**DIRECTIONS**. Give back every line exactly as it appears, pictures excluded.

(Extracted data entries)
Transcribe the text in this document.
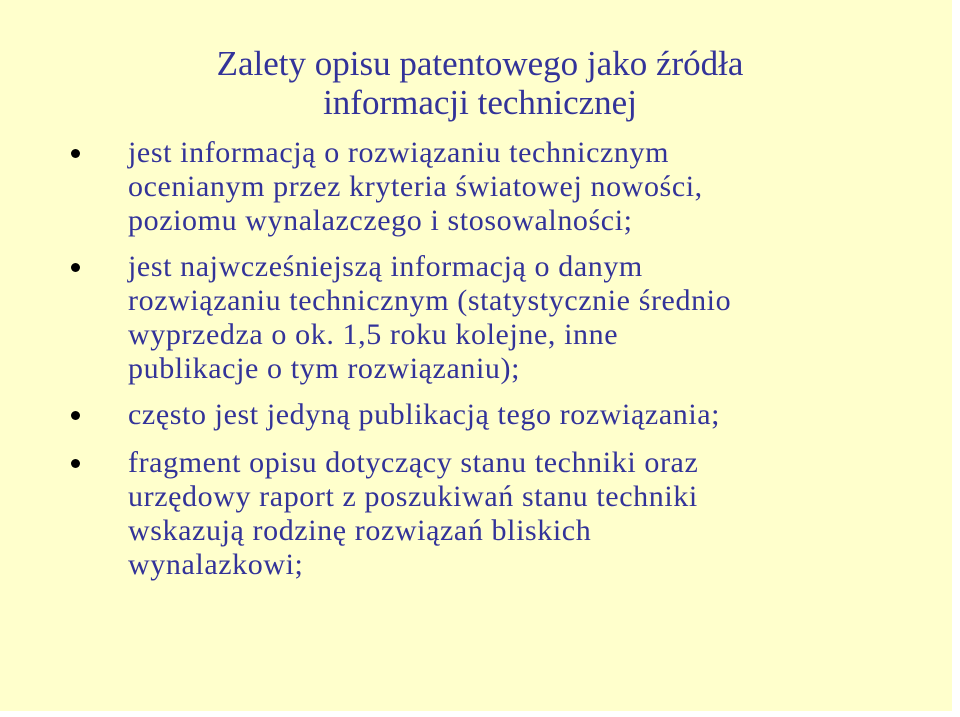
Zalety opisu patentowego jako źródła
informacji technicznej
jest informacją o rozwiązaniu technicznym
ocenianym przez kryteria światowej nowości,
poziomu wynalazczego i stosowalności;
jest najwcześniejszą informacją o danym
rozwiązaniu technicznym (statystycznie średnio
wyprzedza o ok. 1,5 roku kolejne, inne
publikacje o tym rozwiązaniu);
często jest jedyną publikacją tego rozwiązania;
fragment opisu dotyczący stanu techniki oraz
urzędowy raport z poszukiwań stanu techniki
wskazują rodzinę rozwiązań bliskich
wynalazkowi;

**WRITTEN ANSWER**.
Transcribe the text in this document.
Zalety opisu patentowego jako źródła
informacji technicznej
jest informacją o rozwiązaniu technicznym
ocenianym przez kryteria światowej nowości,
poziomu wynalazczego i stosowalności;
jest najwcześniejszą informacją o danym
rozwiązaniu technicznym (statystycznie średnio
wyprzedza o ok. 1,5 roku kolejne, inne
publikacje o tym rozwiązaniu);
często jest jedyną publikacją tego rozwiązania;
fragment opisu dotyczący stanu techniki oraz
urzędowy raport z poszukiwań stanu techniki
wskazują rodzinę rozwiązań bliskich
wynalazkowi;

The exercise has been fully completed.